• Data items

=== Begin Enclosure ===

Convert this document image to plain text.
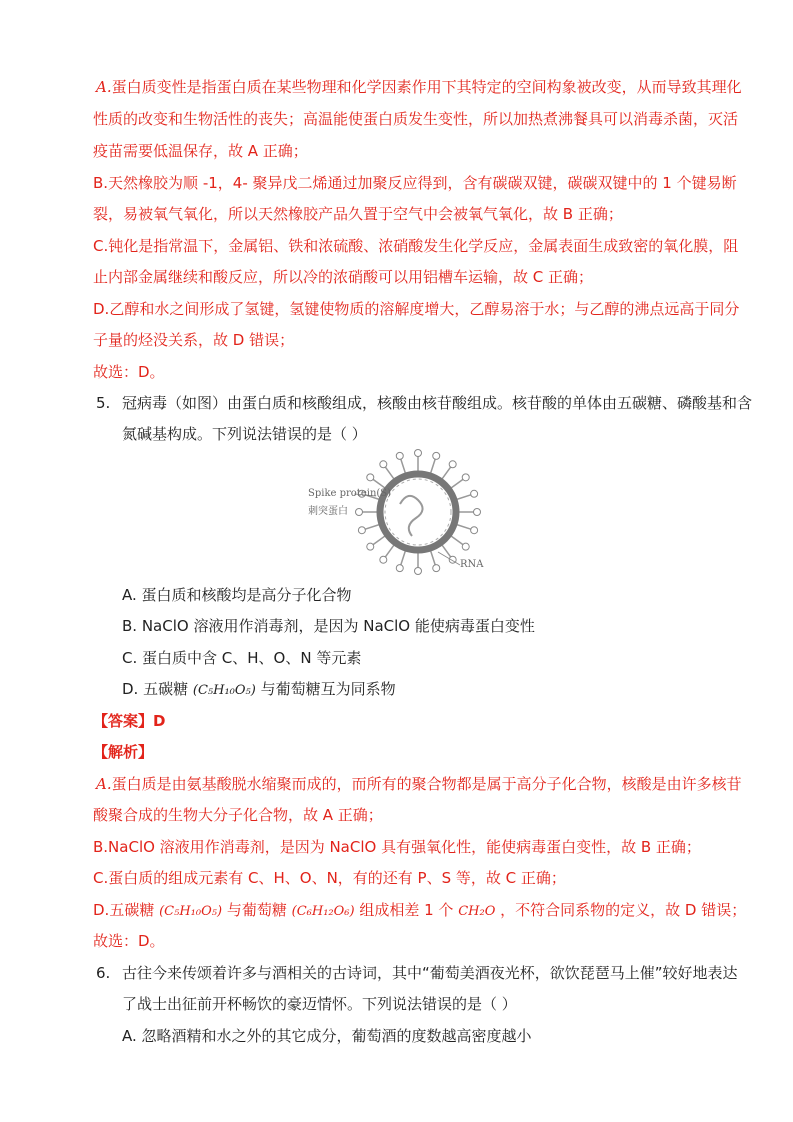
A.蛋白质变性是指蛋白质在某些物理和化学因素作用下其特定的空间构象被改变，从而导致其理化
性质的改变和生物活性的丧失；高温能使蛋白质发生变性，所以加热煮沸餐具可以消毒杀菌，灭活
疫苗需要低温保存，故 A 正确；
B.天然橡胶为顺 -1，4- 聚异戊二烯通过加聚反应得到，含有碳碳双键，碳碳双键中的 1 个键易断
裂，易被氧气氧化，所以天然橡胶产品久置于空气中会被氧气氧化，故 B 正确；
C.钝化是指常温下，金属铝、铁和浓硫酸、浓硝酸发生化学反应，金属表面生成致密的氧化膜，阻
止内部金属继续和酸反应，所以冷的浓硝酸可以用铝槽车运输，故 C 正确；
D.乙醇和水之间形成了氢键，氢键使物质的溶解度增大，乙醇易溶于水；与乙醇的沸点远高于同分
子量的烃没关系，故 D 错误；
故选：D。
5. 冠病毒（如图）由蛋白质和核酸组成，核酸由核苷酸组成。核苷酸的单体由五碳糖、磷酸基和含
氮碱基构成。下列说法错误的是（ ）
Spike protein(S)
刺突蛋白
RNA
A. 蛋白质和核酸均是高分子化合物
B. NaClO 溶液用作消毒剂，是因为 NaClO 能使病毒蛋白变性
C. 蛋白质中含 C、H、O、N 等元素
D. 五碳糖 (C₅H₁₀O₅) 与葡萄糖互为同系物
【答案】D
【解析】
A.蛋白质是由氨基酸脱水缩聚而成的，而所有的聚合物都是属于高分子化合物，核酸是由许多核苷
酸聚合成的生物大分子化合物，故 A 正确；
B.NaClO 溶液用作消毒剂，是因为 NaClO 具有强氧化性，能使病毒蛋白变性，故 B 正确；
C.蛋白质的组成元素有 C、H、O、N，有的还有 P、S 等，故 C 正确；
D.五碳糖 (C₅H₁₀O₅) 与葡萄糖 (C₆H₁₂O₆) 组成相差 1 个 CH₂O ，不符合同系物的定义，故 D 错误；
故选：D。
6. 古往今来传颂着许多与酒相关的古诗词，其中“葡萄美酒夜光杯，欲饮琵琶马上催”较好地表达
了战士出征前开杯畅饮的豪迈情怀。下列说法错误的是（ ）
A. 忽略酒精和水之外的其它成分，葡萄酒的度数越高密度越小
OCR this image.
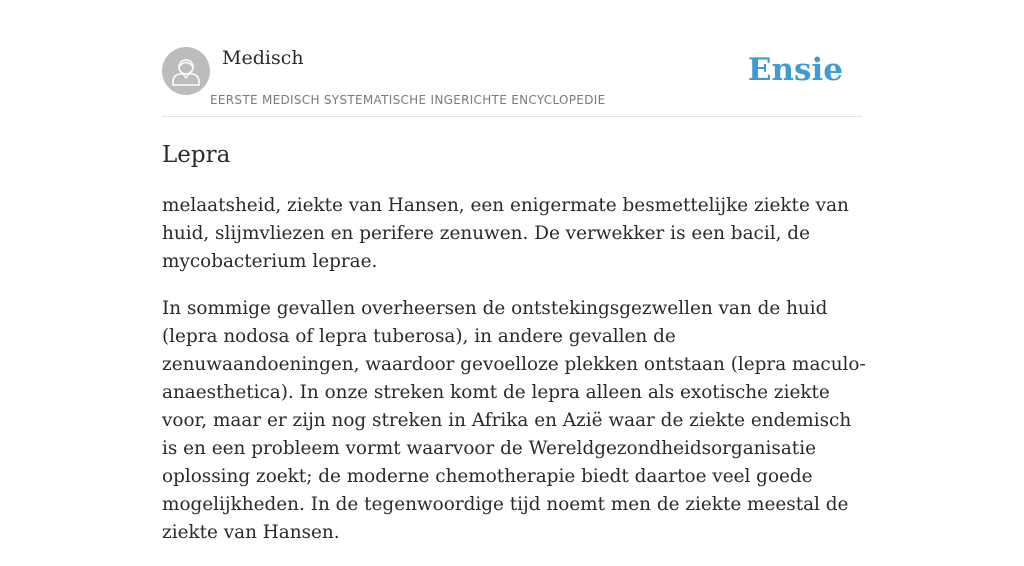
Medisch
EERSTE MEDISCH SYSTEMATISCHE INGERICHTE ENCYCLOPEDIE
Ensie
Lepra

melaatsheid, ziekte van Hansen, een enigermate besmettelijke ziekte van huid, slijmvliezen en perifere zenuwen. De verwekker is een bacil, de mycobacterium leprae.

In sommige gevallen overheersen de ontstekingsgezwellen van de huid (lepra nodosa of lepra tuberosa), in andere gevallen de zenuwaandoeningen, waardoor gevoelloze plekken ontstaan (lepra maculo-anaesthetica). In onze streken komt de lepra alleen als exotische ziekte voor, maar er zijn nog streken in Afrika en Azië waar de ziekte endemisch is en een probleem vormt waarvoor de Wereldgezondheidsorganisatie oplossing zoekt; de moderne chemotherapie biedt daartoe veel goede mogelijkheden. In de tegenwoordige tijd noemt men de ziekte meestal de ziekte van Hansen.
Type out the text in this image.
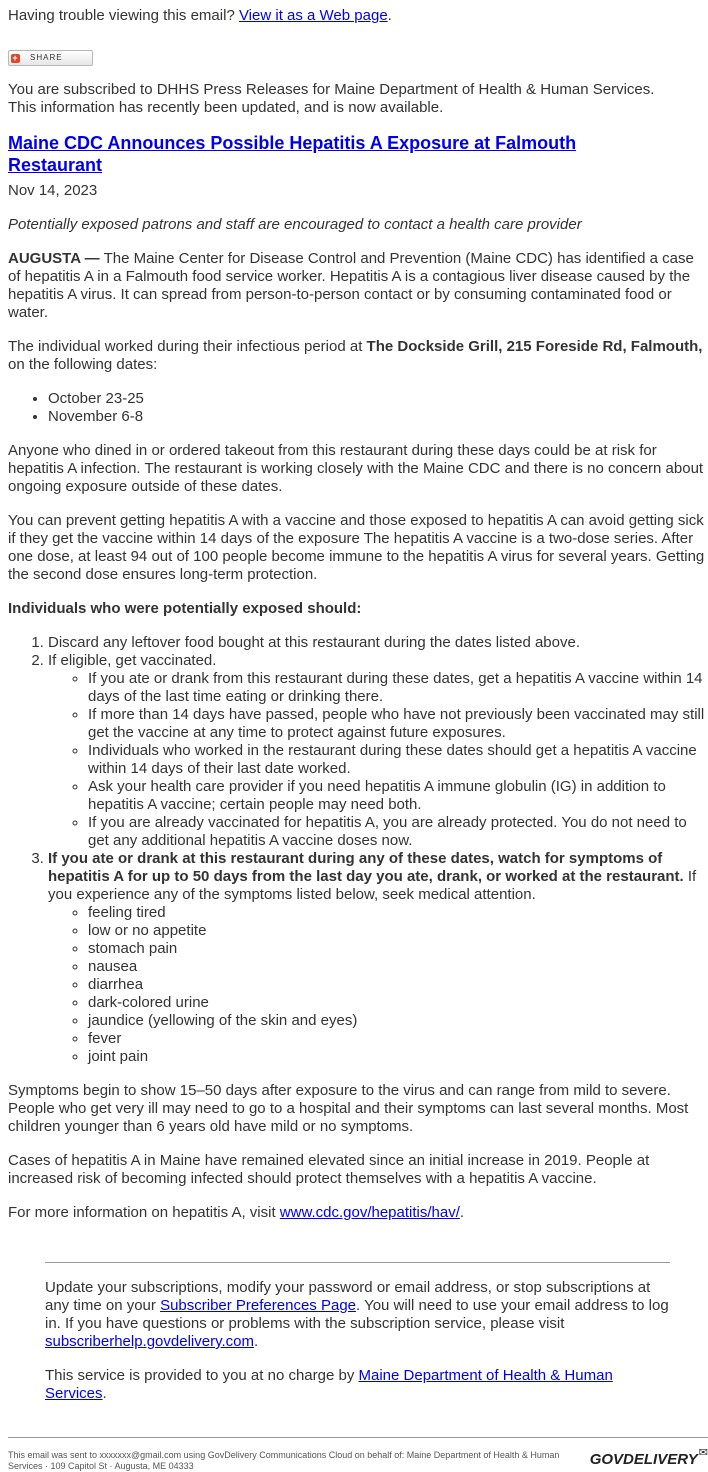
Having trouble viewing this email? View it as a Web page.

+ SHARE

You are subscribed to DHHS Press Releases for Maine Department of Health & Human Services.

This information has recently been updated, and is now available.

Maine CDC Announces Possible Hepatitis A Exposure at Falmouth Restaurant

Nov 14, 2023

Potentially exposed patrons and staff are encouraged to contact a health care provider

AUGUSTA — The Maine Center for Disease Control and Prevention (Maine CDC) has identified a case of hepatitis A in a Falmouth food service worker. Hepatitis A is a contagious liver disease caused by the hepatitis A virus. It can spread from person-to-person contact or by consuming contaminated food or water.

The individual worked during their infectious period at The Dockside Grill, 215 Foreside Rd, Falmouth, on the following dates:

• October 23-25
• November 6-8

Anyone who dined in or ordered takeout from this restaurant during these days could be at risk for hepatitis A infection. The restaurant is working closely with the Maine CDC and there is no concern about ongoing exposure outside of these dates.

You can prevent getting hepatitis A with a vaccine and those exposed to hepatitis A can avoid getting sick if they get the vaccine within 14 days of the exposure The hepatitis A vaccine is a two-dose series. After one dose, at least 94 out of 100 people become immune to the hepatitis A virus for several years. Getting the second dose ensures long-term protection.

Individuals who were potentially exposed should:

1. Discard any leftover food bought at this restaurant during the dates listed above.
2. If eligible, get vaccinated.
◦ If you ate or drank from this restaurant during these dates, get a hepatitis A vaccine within 14 days of the last time eating or drinking there.
◦ If more than 14 days have passed, people who have not previously been vaccinated may still get the vaccine at any time to protect against future exposures.
◦ Individuals who worked in the restaurant during these dates should get a hepatitis A vaccine within 14 days of their last date worked.
◦ Ask your health care provider if you need hepatitis A immune globulin (IG) in addition to hepatitis A vaccine; certain people may need both.
◦ If you are already vaccinated for hepatitis A, you are already protected. You do not need to get any additional hepatitis A vaccine doses now.
3. If you ate or drank at this restaurant during any of these dates, watch for symptoms of hepatitis A for up to 50 days from the last day you ate, drank, or worked at the restaurant. If you experience any of the symptoms listed below, seek medical attention.
◦ feeling tired
◦ low or no appetite
◦ stomach pain
◦ nausea
◦ diarrhea
◦ dark-colored urine
◦ jaundice (yellowing of the skin and eyes)
◦ fever
◦ joint pain

Symptoms begin to show 15–50 days after exposure to the virus and can range from mild to severe. People who get very ill may need to go to a hospital and their symptoms can last several months. Most children younger than 6 years old have mild or no symptoms.

Cases of hepatitis A in Maine have remained elevated since an initial increase in 2019. People at increased risk of becoming infected should protect themselves with a hepatitis A vaccine.

For more information on hepatitis A, visit www.cdc.gov/hepatitis/hav/.

Update your subscriptions, modify your password or email address, or stop subscriptions at any time on your Subscriber Preferences Page. You will need to use your email address to log in. If you have questions or problems with the subscription service, please visit subscriberhelp.govdelivery.com.

This service is provided to you at no charge by Maine Department of Health & Human Services.

This email was sent to xxxxxxx@gmail.com using GovDelivery Communications Cloud on behalf of: Maine Department of Health & Human Services · 109 Capitol St · Augusta, ME 04333	GOVDELIVERY✉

=== End Enclosure ===

• Instructions to follow
In the data above, find each line that has the word "下列说法错误的是" and copy it out.

• Written response
氮碱基构成。下列说法错误的是（ ）
了战士出征前开杯畅饮的豪迈情怀。下列说法错误的是（ ）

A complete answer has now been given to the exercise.